• Directions
Nothing should be left out: output all of the entries exactly.

╭──

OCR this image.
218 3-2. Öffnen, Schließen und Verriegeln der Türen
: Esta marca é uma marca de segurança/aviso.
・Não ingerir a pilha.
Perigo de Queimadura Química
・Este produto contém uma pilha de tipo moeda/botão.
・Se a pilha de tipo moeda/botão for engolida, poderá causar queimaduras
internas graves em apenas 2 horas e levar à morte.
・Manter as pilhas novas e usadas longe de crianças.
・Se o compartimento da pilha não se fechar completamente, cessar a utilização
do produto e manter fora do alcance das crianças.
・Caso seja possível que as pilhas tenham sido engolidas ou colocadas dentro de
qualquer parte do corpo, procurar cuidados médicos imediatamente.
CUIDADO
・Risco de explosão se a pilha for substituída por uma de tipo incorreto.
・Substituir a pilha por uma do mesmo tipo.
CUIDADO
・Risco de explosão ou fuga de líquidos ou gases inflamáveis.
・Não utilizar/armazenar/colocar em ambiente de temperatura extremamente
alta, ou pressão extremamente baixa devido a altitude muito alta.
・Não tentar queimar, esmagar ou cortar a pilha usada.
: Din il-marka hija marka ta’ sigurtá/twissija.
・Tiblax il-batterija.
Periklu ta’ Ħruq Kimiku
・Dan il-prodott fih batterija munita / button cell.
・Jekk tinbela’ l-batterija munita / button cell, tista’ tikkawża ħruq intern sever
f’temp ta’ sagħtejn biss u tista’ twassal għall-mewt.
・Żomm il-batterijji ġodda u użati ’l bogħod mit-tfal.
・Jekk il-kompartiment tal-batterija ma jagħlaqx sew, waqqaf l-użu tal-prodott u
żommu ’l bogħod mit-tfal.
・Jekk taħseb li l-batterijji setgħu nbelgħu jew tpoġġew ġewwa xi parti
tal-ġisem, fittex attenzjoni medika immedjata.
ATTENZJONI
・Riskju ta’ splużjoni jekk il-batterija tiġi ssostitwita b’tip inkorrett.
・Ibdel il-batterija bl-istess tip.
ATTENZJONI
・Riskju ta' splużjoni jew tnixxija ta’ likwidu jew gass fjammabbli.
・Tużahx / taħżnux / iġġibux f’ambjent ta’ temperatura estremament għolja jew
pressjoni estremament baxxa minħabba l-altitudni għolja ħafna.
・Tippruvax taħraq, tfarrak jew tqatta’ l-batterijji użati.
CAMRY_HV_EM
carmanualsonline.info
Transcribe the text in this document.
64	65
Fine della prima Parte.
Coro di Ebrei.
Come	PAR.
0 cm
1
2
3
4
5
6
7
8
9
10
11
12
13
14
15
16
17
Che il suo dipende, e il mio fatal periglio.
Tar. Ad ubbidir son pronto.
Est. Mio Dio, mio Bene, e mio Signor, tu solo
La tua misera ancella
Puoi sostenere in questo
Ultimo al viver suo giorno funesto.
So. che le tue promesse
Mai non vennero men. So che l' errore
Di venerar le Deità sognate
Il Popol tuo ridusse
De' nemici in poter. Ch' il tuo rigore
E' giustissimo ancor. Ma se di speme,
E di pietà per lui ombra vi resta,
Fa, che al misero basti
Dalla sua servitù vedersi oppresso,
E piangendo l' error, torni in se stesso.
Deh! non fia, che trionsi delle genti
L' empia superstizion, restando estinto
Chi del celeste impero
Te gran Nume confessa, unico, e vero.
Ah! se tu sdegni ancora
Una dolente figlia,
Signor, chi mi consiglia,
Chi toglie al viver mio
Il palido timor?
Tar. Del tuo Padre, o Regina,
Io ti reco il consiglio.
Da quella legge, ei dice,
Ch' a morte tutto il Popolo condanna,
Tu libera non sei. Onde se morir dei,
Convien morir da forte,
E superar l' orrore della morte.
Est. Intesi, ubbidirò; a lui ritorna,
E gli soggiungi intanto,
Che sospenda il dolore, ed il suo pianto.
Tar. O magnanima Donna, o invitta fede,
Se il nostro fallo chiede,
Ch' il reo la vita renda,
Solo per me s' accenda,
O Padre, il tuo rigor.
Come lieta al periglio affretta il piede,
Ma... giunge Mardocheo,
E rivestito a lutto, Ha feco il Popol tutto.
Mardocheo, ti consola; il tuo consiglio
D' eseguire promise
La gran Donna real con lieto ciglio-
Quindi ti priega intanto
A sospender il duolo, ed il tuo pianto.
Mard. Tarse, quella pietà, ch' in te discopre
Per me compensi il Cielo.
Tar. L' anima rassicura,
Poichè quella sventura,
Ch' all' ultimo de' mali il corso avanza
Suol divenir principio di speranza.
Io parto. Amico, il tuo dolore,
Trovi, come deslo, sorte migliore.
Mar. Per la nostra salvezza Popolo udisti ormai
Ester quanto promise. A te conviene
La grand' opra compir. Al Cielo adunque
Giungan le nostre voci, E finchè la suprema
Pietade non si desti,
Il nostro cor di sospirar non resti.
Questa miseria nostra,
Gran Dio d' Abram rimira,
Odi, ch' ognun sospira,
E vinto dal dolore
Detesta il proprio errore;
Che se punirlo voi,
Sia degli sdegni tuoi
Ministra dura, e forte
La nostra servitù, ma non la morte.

╰──

• Answer below
OCR this image.
218 3-2. Öffnen, Schließen und Verriegeln der Türen
: Esta marca é uma marca de segurança/aviso.
・Não ingerir a pilha.
Perigo de Queimadura Química
・Este produto contém uma pilha de tipo moeda/botão.
・Se a pilha de tipo moeda/botão for engolida, poderá causar queimaduras
internas graves em apenas 2 horas e levar à morte.
・Manter as pilhas novas e usadas longe de crianças.
・Se o compartimento da pilha não se fechar completamente, cessar a utilização
do produto e manter fora do alcance das crianças.
・Caso seja possível que as pilhas tenham sido engolidas ou colocadas dentro de
qualquer parte do corpo, procurar cuidados médicos imediatamente.
CUIDADO
・Risco de explosão se a pilha for substituída por uma de tipo incorreto.
・Substituir a pilha por uma do mesmo tipo.
CUIDADO
・Risco de explosão ou fuga de líquidos ou gases inflamáveis.
・Não utilizar/armazenar/colocar em ambiente de temperatura extremamente
alta, ou pressão extremamente baixa devido a altitude muito alta.
・Não tentar queimar, esmagar ou cortar a pilha usada.
: Din il-marka hija marka ta’ sigurtá/twissija.
・Tiblax il-batterija.
Periklu ta’ Ħruq Kimiku
・Dan il-prodott fih batterija munita / button cell.
・Jekk tinbela’ l-batterija munita / button cell, tista’ tikkawża ħruq intern sever
f’temp ta’ sagħtejn biss u tista’ twassal għall-mewt.
・Żomm il-batterijji ġodda u użati ’l bogħod mit-tfal.
・Jekk il-kompartiment tal-batterija ma jagħlaqx sew, waqqaf l-użu tal-prodott u
żommu ’l bogħod mit-tfal.
・Jekk taħseb li l-batterijji setgħu nbelgħu jew tpoġġew ġewwa xi parti
tal-ġisem, fittex attenzjoni medika immedjata.
ATTENZJONI
・Riskju ta’ splużjoni jekk il-batterija tiġi ssostitwita b’tip inkorrett.
・Ibdel il-batterija bl-istess tip.
ATTENZJONI
・Riskju ta' splużjoni jew tnixxija ta’ likwidu jew gass fjammabbli.
・Tużahx / taħżnux / iġġibux f’ambjent ta’ temperatura estremament għolja jew
pressjoni estremament baxxa minħabba l-altitudni għolja ħafna.
・Tippruvax taħraq, tfarrak jew tqatta’ l-batterijji użati.
CAMRY_HV_EM
carmanualsonline.info
Transcribe the text in this document.
64	65
Fine della prima Parte.
Coro di Ebrei.
Come	PAR.
0 cm
1
2
3
4
5
6
7
8
9
10
11
12
13
14
15
16
17
Che il suo dipende, e il mio fatal periglio.
Tar. Ad ubbidir son pronto.
Est. Mio Dio, mio Bene, e mio Signor, tu solo
La tua misera ancella
Puoi sostenere in questo
Ultimo al viver suo giorno funesto.
So. che le tue promesse
Mai non vennero men. So che l' errore
Di venerar le Deità sognate
Il Popol tuo ridusse
De' nemici in poter. Ch' il tuo rigore
E' giustissimo ancor. Ma se di speme,
E di pietà per lui ombra vi resta,
Fa, che al misero basti
Dalla sua servitù vedersi oppresso,
E piangendo l' error, torni in se stesso.
Deh! non fia, che trionsi delle genti
L' empia superstizion, restando estinto
Chi del celeste impero
Te gran Nume confessa, unico, e vero.
Ah! se tu sdegni ancora
Una dolente figlia,
Signor, chi mi consiglia,
Chi toglie al viver mio
Il palido timor?
Tar. Del tuo Padre, o Regina,
Io ti reco il consiglio.
Da quella legge, ei dice,
Ch' a morte tutto il Popolo condanna,
Tu libera non sei. Onde se morir dei,
Convien morir da forte,
E superar l' orrore della morte.
Est. Intesi, ubbidirò; a lui ritorna,
E gli soggiungi intanto,
Che sospenda il dolore, ed il suo pianto.
Tar. O magnanima Donna, o invitta fede,
Se il nostro fallo chiede,
Ch' il reo la vita renda,
Solo per me s' accenda,
O Padre, il tuo rigor.
Come lieta al periglio affretta il piede,
Ma... giunge Mardocheo,
E rivestito a lutto, Ha feco il Popol tutto.
Mardocheo, ti consola; il tuo consiglio
D' eseguire promise
La gran Donna real con lieto ciglio-
Quindi ti priega intanto
A sospender il duolo, ed il tuo pianto.
Mard. Tarse, quella pietà, ch' in te discopre
Per me compensi il Cielo.
Tar. L' anima rassicura,
Poichè quella sventura,
Ch' all' ultimo de' mali il corso avanza
Suol divenir principio di speranza.
Io parto. Amico, il tuo dolore,
Trovi, come deslo, sorte migliore.
Mar. Per la nostra salvezza Popolo udisti ormai
Ester quanto promise. A te conviene
La grand' opra compir. Al Cielo adunque
Giungan le nostre voci, E finchè la suprema
Pietade non si desti,
Il nostro cor di sospirar non resti.
Questa miseria nostra,
Gran Dio d' Abram rimira,
Odi, ch' ognun sospira,
E vinto dal dolore
Detesta il proprio errore;
Che se punirlo voi,
Sia degli sdegni tuoi
Ministra dura, e forte
La nostra servitù, ma non la morte.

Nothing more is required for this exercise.